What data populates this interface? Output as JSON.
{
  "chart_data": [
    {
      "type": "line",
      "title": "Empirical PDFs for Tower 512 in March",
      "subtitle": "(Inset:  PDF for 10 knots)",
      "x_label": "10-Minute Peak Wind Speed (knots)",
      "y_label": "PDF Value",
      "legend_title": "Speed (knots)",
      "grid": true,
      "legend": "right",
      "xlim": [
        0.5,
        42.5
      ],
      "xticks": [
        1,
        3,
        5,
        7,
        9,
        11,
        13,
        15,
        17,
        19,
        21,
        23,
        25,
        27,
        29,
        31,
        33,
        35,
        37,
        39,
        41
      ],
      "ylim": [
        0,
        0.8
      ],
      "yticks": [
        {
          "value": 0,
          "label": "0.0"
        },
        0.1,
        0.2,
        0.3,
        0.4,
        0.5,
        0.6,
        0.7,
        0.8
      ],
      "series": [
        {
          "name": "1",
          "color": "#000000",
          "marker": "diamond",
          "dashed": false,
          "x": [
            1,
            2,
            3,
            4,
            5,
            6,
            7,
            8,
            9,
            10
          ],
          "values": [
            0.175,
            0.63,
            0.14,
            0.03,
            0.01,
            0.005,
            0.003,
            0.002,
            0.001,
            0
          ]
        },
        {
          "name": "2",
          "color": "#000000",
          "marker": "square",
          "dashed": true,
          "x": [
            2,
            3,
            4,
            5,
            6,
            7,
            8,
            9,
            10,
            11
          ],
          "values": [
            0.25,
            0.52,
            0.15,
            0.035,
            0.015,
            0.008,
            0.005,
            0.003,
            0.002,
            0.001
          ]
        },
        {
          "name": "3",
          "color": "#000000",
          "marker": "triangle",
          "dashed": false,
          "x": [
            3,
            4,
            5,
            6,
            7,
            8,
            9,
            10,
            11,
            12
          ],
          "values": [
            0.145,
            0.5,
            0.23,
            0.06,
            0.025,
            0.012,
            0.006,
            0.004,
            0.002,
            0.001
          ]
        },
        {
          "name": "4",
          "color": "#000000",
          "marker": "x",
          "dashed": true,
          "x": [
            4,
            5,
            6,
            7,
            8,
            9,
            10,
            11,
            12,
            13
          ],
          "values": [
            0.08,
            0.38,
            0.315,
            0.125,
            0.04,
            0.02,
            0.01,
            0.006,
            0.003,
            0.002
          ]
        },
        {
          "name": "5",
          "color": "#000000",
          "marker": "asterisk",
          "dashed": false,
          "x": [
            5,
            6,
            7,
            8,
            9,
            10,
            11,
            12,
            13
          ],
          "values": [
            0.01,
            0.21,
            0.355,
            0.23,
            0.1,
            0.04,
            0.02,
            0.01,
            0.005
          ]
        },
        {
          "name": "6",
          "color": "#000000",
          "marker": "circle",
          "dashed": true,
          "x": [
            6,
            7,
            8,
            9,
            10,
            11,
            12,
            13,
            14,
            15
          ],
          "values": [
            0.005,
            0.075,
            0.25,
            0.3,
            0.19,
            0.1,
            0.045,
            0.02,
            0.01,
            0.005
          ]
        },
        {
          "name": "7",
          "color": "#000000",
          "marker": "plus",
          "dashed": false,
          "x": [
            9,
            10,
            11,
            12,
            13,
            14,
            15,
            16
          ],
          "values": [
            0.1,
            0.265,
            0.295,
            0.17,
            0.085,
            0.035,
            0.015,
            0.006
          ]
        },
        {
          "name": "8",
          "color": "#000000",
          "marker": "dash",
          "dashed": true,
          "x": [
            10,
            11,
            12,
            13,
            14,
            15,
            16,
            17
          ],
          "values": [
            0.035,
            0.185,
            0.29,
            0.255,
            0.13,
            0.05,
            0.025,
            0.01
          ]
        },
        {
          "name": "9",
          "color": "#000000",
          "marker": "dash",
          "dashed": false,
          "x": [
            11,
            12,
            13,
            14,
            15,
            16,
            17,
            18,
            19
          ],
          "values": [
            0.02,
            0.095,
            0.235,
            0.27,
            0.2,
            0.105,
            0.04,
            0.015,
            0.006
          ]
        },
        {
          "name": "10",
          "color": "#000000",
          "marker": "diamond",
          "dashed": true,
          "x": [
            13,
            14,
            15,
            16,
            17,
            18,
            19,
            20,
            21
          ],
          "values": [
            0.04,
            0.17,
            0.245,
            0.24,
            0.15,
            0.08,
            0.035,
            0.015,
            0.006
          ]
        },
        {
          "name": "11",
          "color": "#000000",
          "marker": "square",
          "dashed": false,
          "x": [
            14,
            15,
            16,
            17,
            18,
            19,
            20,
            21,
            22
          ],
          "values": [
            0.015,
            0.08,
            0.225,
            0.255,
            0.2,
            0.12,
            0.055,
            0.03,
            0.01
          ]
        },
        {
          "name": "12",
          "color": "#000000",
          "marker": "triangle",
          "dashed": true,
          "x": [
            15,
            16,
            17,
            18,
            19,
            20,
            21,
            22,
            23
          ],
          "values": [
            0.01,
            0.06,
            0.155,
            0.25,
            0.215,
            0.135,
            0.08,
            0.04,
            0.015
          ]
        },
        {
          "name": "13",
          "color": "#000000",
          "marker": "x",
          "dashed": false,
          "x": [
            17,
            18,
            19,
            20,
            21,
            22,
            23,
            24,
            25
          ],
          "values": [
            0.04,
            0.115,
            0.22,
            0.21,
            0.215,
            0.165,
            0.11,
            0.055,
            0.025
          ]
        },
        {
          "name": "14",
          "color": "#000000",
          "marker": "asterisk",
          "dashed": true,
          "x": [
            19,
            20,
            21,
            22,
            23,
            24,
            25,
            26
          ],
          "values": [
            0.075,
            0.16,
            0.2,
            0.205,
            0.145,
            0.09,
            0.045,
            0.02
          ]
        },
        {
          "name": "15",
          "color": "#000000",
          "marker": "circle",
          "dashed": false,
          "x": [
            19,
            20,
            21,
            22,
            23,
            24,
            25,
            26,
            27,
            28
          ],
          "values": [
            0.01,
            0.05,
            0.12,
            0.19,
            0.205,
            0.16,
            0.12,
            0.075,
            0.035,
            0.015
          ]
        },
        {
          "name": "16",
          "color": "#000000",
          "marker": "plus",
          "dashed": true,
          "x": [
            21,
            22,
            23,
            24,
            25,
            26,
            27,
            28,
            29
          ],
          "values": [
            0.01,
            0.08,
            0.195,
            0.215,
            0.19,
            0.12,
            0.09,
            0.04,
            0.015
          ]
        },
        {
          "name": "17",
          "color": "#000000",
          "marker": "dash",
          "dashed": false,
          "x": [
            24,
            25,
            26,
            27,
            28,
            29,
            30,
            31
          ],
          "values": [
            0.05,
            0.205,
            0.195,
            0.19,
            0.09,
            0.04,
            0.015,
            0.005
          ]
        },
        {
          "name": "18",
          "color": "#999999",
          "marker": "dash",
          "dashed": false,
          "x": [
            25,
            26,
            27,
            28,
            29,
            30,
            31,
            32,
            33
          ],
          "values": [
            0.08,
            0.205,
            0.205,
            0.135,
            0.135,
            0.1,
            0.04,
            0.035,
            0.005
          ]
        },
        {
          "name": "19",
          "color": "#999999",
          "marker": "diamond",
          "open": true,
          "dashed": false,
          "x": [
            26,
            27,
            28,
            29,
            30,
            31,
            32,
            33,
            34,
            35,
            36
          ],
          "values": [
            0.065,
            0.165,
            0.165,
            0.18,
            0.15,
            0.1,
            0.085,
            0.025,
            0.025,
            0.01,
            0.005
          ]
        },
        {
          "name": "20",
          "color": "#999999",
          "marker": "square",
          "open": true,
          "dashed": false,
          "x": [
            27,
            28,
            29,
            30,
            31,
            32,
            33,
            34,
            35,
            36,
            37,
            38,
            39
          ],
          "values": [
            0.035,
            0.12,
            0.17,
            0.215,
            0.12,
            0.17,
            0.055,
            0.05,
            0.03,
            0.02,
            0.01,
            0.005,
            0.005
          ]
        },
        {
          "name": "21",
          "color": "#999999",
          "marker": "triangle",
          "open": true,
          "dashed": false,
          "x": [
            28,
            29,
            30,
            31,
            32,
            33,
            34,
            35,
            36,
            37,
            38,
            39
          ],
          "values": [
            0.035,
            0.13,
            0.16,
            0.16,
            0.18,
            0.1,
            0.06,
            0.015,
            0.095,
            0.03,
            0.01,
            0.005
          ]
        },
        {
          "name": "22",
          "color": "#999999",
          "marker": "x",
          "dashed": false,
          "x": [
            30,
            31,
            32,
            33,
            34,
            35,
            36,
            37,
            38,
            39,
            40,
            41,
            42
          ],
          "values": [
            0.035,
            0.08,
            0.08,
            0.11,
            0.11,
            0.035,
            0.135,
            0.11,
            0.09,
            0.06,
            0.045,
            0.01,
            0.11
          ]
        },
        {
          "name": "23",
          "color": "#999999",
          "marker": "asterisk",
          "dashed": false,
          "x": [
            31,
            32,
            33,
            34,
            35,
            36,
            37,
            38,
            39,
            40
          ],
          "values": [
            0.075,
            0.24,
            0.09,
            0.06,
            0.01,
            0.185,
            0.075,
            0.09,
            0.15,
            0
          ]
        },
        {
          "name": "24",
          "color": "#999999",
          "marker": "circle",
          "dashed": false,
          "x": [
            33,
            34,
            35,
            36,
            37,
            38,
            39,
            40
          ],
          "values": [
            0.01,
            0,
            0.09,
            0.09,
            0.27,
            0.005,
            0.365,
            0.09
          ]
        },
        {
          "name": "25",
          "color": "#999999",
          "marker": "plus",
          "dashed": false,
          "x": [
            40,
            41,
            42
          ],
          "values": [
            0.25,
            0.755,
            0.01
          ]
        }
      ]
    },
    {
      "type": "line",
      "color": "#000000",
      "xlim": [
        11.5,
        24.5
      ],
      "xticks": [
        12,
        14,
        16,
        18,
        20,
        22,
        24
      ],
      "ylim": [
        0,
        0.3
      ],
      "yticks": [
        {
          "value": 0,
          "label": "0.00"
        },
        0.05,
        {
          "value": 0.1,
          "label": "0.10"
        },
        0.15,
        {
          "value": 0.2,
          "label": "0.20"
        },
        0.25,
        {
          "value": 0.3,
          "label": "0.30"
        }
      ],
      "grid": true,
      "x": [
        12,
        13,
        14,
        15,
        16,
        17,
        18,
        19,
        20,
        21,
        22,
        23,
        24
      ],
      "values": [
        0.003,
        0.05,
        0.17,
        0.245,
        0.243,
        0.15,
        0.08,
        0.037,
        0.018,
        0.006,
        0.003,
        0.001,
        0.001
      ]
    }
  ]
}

——————————

# [Exercise goal]
Display every line of the listing that contains the string "Speed".

# [Finished task]
      "x_label": "10-Minute Peak Wind Speed (knots)",
      "legend_title": "Speed (knots)",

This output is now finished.